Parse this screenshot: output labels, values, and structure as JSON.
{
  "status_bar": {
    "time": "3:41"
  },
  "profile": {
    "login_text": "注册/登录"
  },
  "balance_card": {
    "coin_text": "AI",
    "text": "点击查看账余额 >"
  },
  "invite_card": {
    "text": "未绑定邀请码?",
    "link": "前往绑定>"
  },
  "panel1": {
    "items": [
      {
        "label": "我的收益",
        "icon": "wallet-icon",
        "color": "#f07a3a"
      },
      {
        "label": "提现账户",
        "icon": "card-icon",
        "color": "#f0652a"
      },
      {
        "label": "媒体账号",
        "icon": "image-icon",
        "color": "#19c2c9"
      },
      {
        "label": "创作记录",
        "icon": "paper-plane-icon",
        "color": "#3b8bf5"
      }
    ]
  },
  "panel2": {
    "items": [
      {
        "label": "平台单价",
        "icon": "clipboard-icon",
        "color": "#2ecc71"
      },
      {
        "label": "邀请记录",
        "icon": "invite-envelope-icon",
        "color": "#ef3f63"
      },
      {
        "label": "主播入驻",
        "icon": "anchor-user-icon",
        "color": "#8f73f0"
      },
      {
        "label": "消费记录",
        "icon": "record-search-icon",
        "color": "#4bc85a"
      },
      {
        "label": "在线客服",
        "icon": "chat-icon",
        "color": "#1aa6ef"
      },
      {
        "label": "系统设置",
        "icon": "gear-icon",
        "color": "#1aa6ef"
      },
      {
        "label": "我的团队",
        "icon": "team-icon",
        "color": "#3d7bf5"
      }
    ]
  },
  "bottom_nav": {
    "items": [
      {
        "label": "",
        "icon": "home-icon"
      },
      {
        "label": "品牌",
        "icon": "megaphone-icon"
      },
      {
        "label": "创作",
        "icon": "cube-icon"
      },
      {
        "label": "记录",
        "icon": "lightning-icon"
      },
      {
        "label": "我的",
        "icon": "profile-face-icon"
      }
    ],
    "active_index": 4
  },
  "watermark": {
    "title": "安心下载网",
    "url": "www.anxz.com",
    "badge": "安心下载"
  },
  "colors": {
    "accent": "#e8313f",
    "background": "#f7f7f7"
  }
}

----------------------------------------

What is needed:
Write out all the entries exactly.

Result:
Parse this screenshot: output labels, values, and structure as JSON.
{
  "status_bar": {
    "time": "3:41"
  },
  "profile": {
    "login_text": "注册/登录"
  },
  "balance_card": {
    "coin_text": "AI",
    "text": "点击查看账余额 >"
  },
  "invite_card": {
    "text": "未绑定邀请码?",
    "link": "前往绑定>"
  },
  "panel1": {
    "items": [
      {
        "label": "我的收益",
        "icon": "wallet-icon",
        "color": "#f07a3a"
      },
      {
        "label": "提现账户",
        "icon": "card-icon",
        "color": "#f0652a"
      },
      {
        "label": "媒体账号",
        "icon": "image-icon",
        "color": "#19c2c9"
      },
      {
        "label": "创作记录",
        "icon": "paper-plane-icon",
        "color": "#3b8bf5"
      }
    ]
  },
  "panel2": {
    "items": [
      {
        "label": "平台单价",
        "icon": "clipboard-icon",
        "color": "#2ecc71"
      },
      {
        "label": "邀请记录",
        "icon": "invite-envelope-icon",
        "color": "#ef3f63"
      },
      {
        "label": "主播入驻",
        "icon": "anchor-user-icon",
        "color": "#8f73f0"
      },
      {
        "label": "消费记录",
        "icon": "record-search-icon",
        "color": "#4bc85a"
      },
      {
        "label": "在线客服",
        "icon": "chat-icon",
        "color": "#1aa6ef"
      },
      {
        "label": "系统设置",
        "icon": "gear-icon",
        "color": "#1aa6ef"
      },
      {
        "label": "我的团队",
        "icon": "team-icon",
        "color": "#3d7bf5"
      }
    ]
  },
  "bottom_nav": {
    "items": [
      {
        "label": "",
        "icon": "home-icon"
      },
      {
        "label": "品牌",
        "icon": "megaphone-icon"
      },
      {
        "label": "创作",
        "icon": "cube-icon"
      },
      {
        "label": "记录",
        "icon": "lightning-icon"
      },
      {
        "label": "我的",
        "icon": "profile-face-icon"
      }
    ],
    "active_index": 4
  },
  "watermark": {
    "title": "安心下载网",
    "url": "www.anxz.com",
    "badge": "安心下载"
  },
  "colors": {
    "accent": "#e8313f",
    "background": "#f7f7f7"
  }
}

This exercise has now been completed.